• **What the task asks**:
Look through the material and copy each line holding "text".

══ Records for the task ══

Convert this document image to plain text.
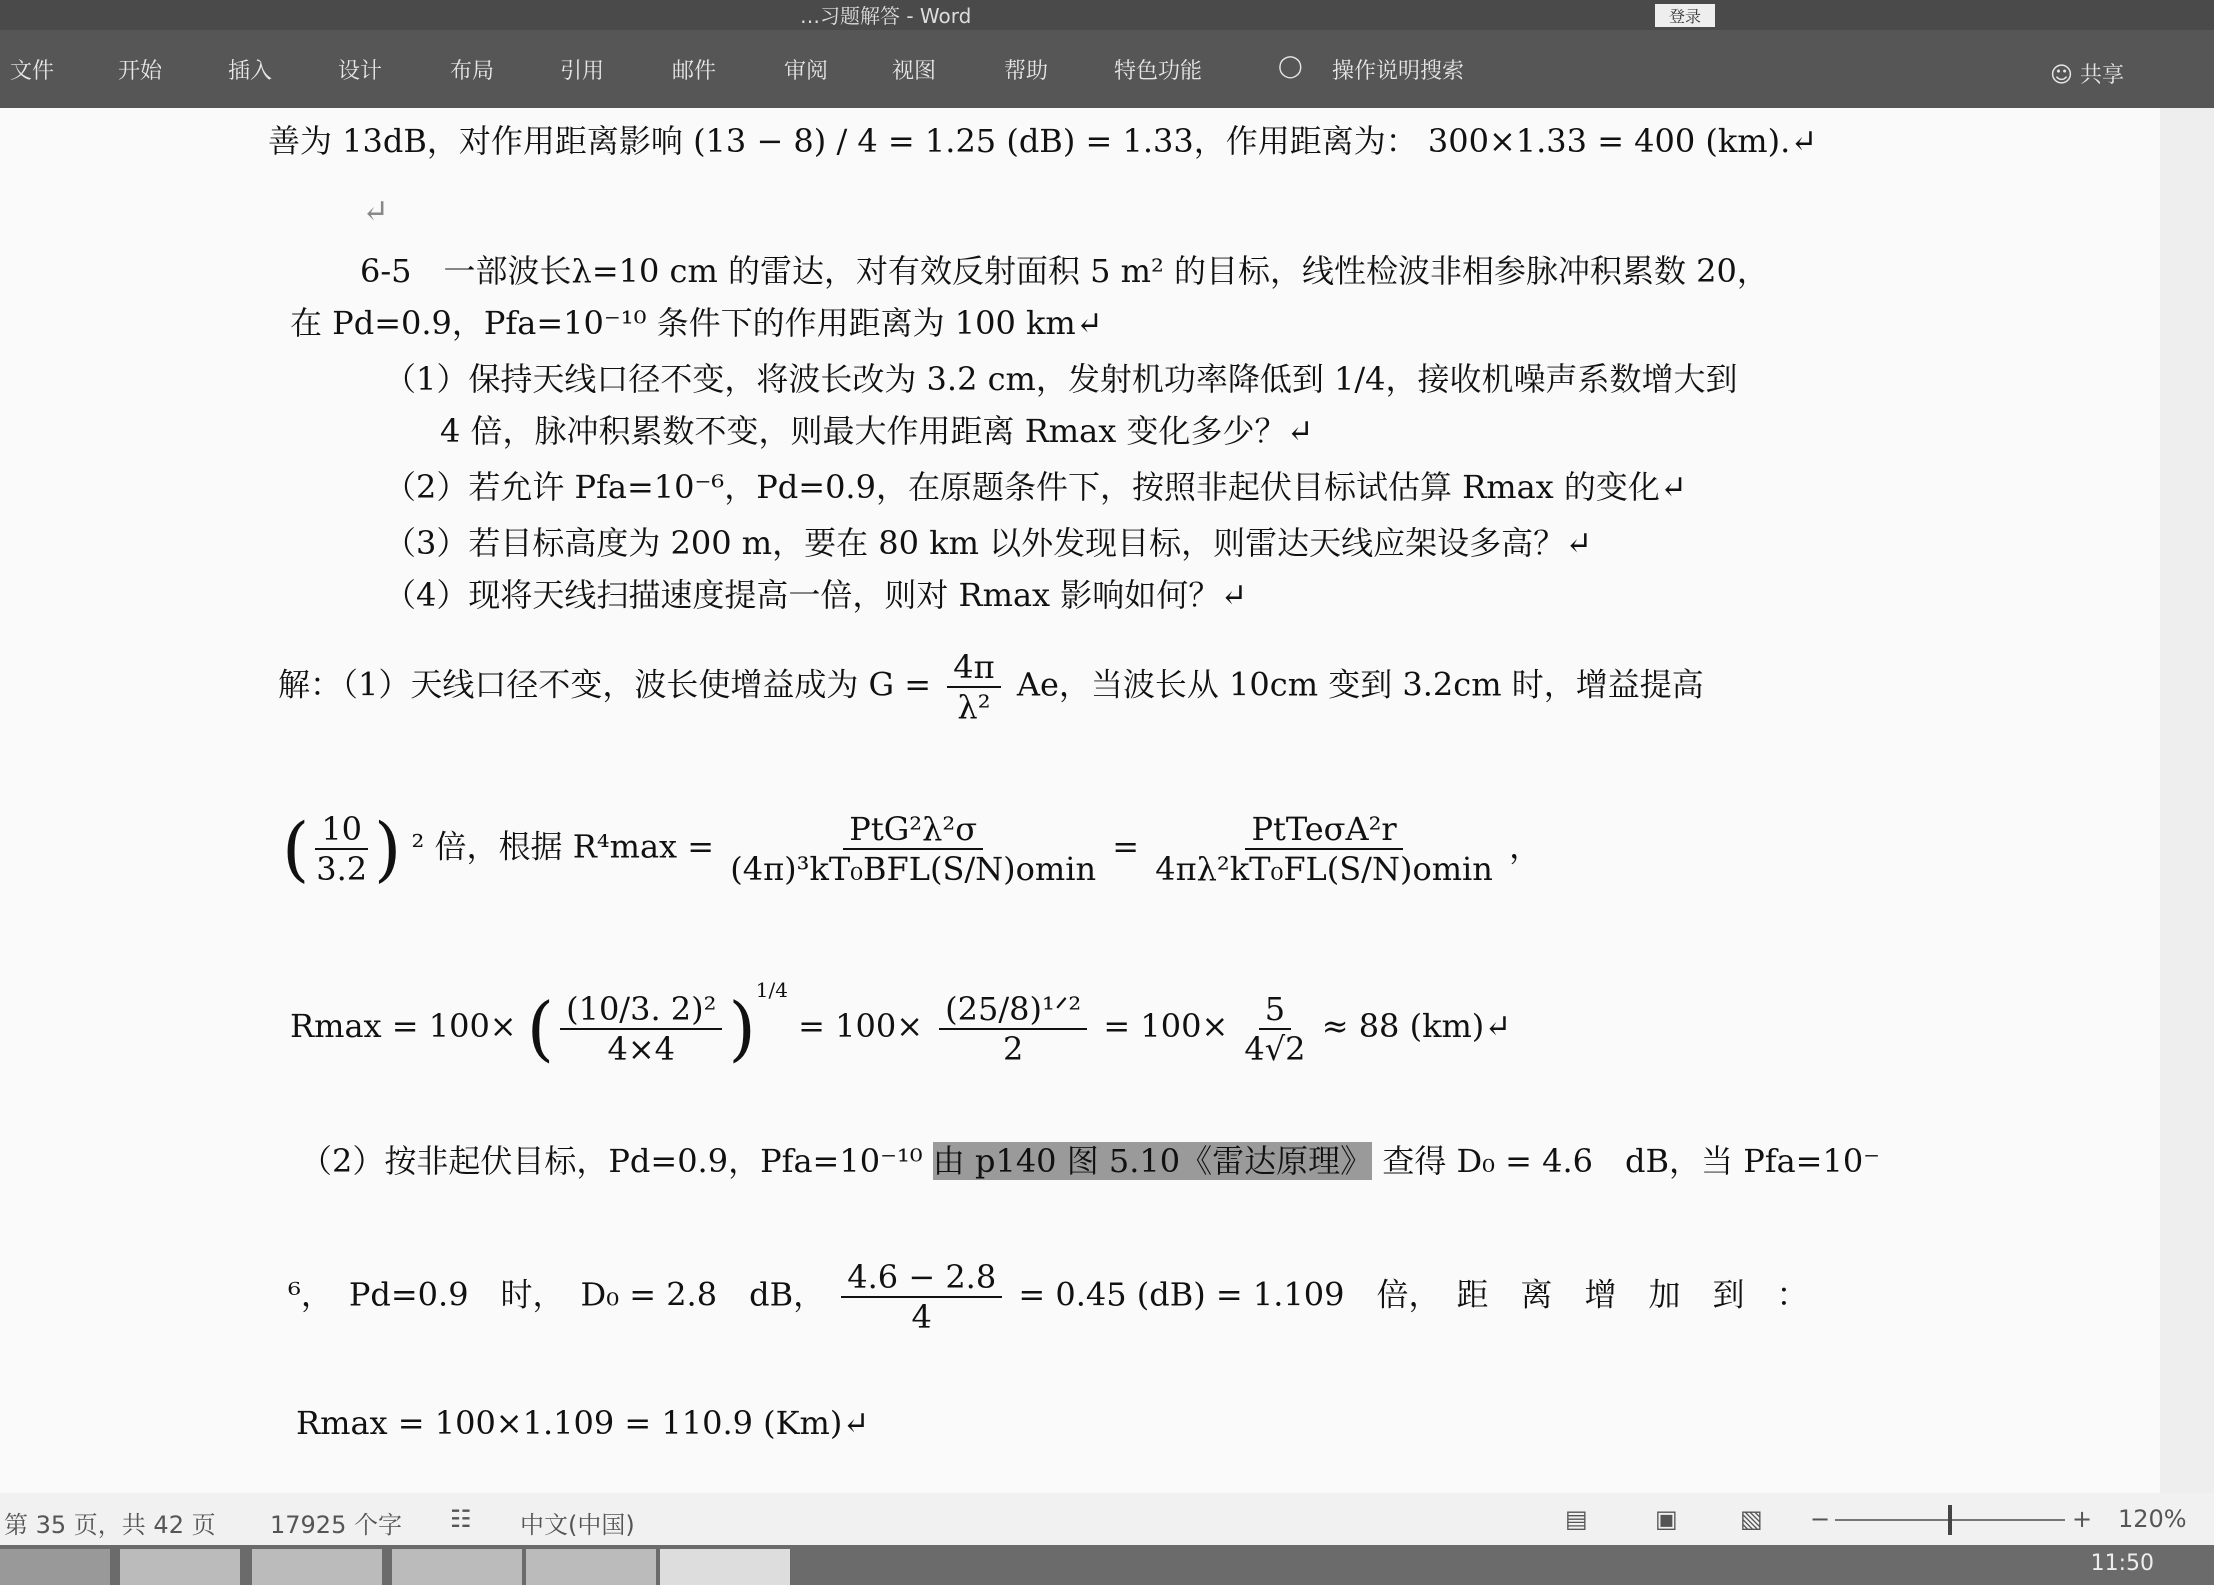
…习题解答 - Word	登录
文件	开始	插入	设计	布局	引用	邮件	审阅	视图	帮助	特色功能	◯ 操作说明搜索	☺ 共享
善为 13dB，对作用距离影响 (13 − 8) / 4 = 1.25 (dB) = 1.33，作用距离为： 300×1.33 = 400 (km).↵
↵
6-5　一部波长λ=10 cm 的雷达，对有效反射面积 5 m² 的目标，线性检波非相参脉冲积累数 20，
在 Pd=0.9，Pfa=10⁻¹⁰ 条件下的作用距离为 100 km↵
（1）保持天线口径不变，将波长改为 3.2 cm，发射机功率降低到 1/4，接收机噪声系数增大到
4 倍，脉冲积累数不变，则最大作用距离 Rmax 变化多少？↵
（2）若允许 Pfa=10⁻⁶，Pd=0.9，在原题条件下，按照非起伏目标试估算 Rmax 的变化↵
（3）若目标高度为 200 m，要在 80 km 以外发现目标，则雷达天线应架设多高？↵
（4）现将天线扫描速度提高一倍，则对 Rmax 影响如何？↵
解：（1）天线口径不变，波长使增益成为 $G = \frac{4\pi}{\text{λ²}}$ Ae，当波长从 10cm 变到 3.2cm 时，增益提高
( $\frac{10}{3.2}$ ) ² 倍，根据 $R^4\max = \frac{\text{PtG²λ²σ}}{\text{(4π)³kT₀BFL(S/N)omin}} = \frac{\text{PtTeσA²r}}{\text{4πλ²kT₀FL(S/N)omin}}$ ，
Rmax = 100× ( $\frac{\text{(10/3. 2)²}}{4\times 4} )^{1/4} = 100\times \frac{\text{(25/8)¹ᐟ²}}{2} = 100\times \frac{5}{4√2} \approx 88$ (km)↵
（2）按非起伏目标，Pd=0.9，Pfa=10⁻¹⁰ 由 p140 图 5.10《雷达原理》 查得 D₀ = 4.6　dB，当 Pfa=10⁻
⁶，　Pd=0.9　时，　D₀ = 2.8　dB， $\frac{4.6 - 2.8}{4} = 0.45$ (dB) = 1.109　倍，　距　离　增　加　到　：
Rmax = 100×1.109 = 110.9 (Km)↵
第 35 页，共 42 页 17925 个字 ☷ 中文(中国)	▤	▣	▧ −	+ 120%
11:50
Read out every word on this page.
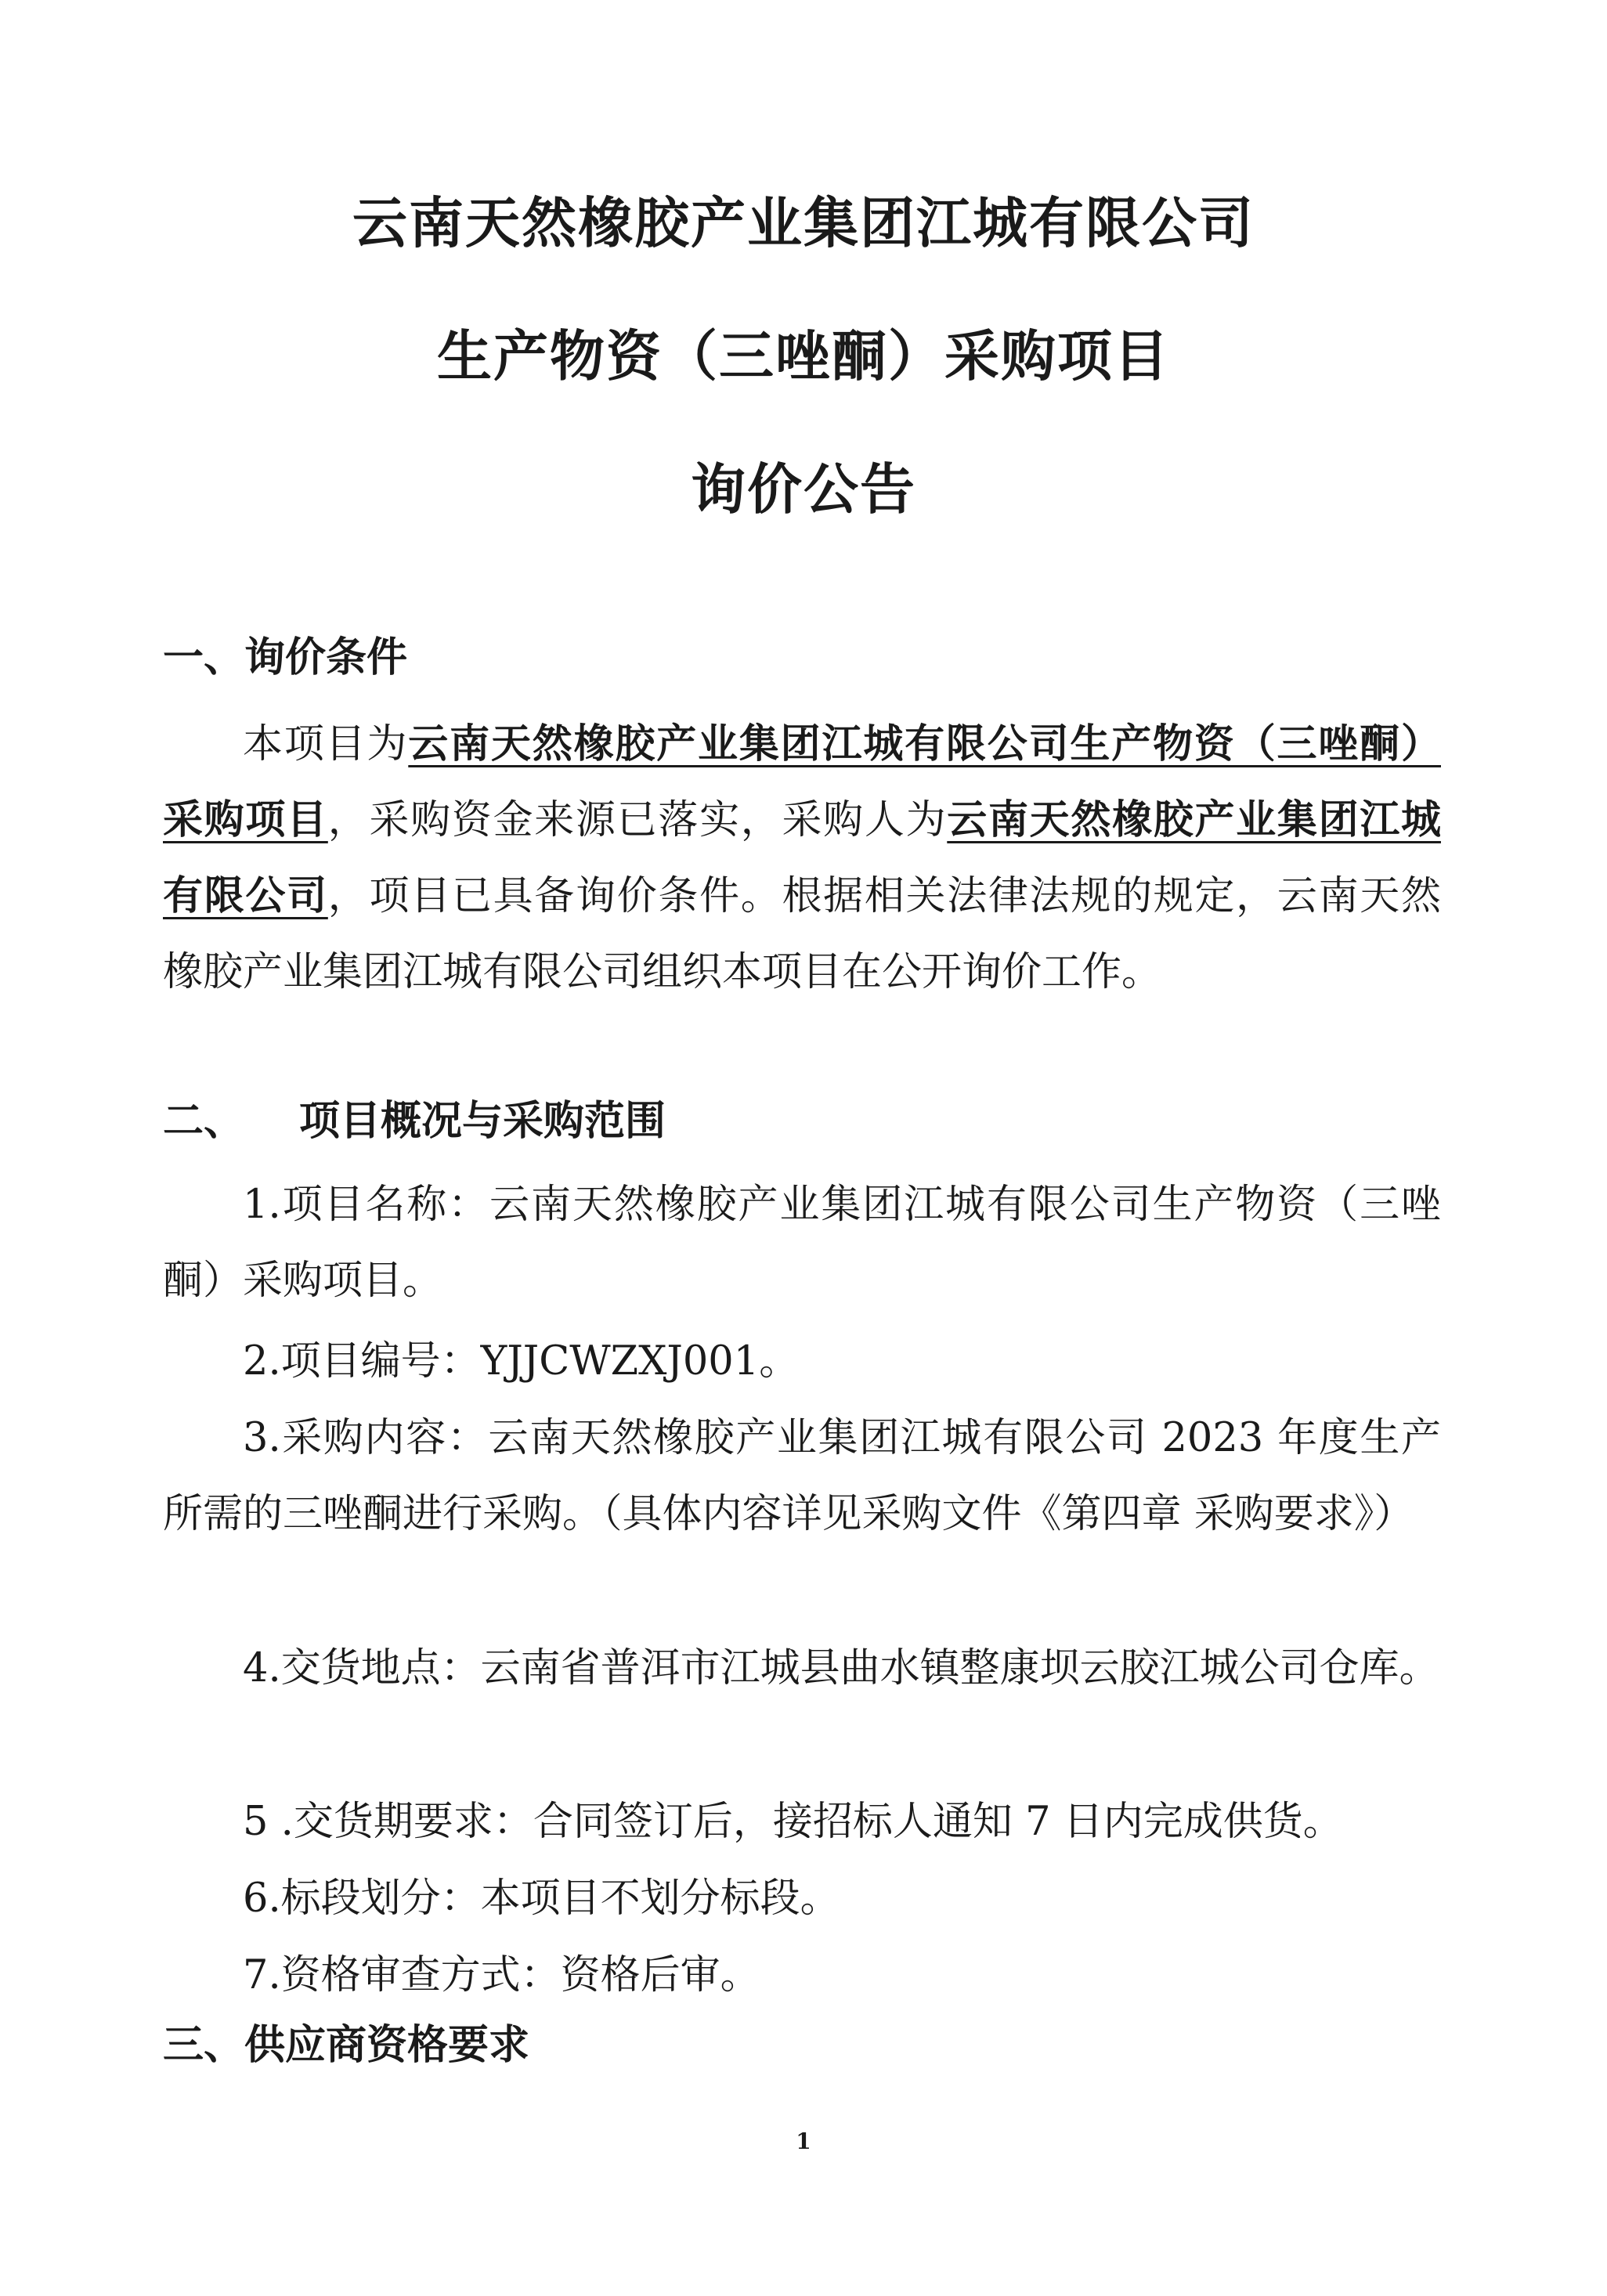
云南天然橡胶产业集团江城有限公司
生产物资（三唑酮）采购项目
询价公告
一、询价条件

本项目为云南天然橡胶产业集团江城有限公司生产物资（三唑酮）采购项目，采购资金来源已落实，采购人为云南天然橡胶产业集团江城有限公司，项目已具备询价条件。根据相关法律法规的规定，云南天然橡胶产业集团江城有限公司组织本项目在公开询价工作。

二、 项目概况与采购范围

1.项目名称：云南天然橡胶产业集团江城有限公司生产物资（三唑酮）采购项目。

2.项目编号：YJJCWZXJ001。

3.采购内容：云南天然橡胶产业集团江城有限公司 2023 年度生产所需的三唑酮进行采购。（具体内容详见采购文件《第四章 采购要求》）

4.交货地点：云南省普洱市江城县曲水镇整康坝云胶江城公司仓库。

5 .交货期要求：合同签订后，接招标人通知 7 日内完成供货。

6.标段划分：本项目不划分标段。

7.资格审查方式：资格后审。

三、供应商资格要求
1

═══

• **Right answer**:
Convert this document image to plain text.
解：（1）天线口径不变，波长使增益成为 $G = \frac{4\pi}{\text{λ²}}$ Ae，当波长从 10cm 变到 3.2cm 时，增益提高
( $\frac{10}{3.2}$ ) ² 倍，根据 $R^4\max = \frac{\text{PtG²λ²σ}}{\text{(4π)³kT₀BFL(S/N)omin}} = \frac{\text{PtTeσA²r}}{\text{4πλ²kT₀FL(S/N)omin}}$ ，
Rmax = 100× ( $\frac{\text{(10/3. 2)²}}{4\times 4} )^{1/4} = 100\times \frac{\text{(25/8)¹ᐟ²}}{2} = 100\times \frac{5}{4√2} \approx 88$ (km)↵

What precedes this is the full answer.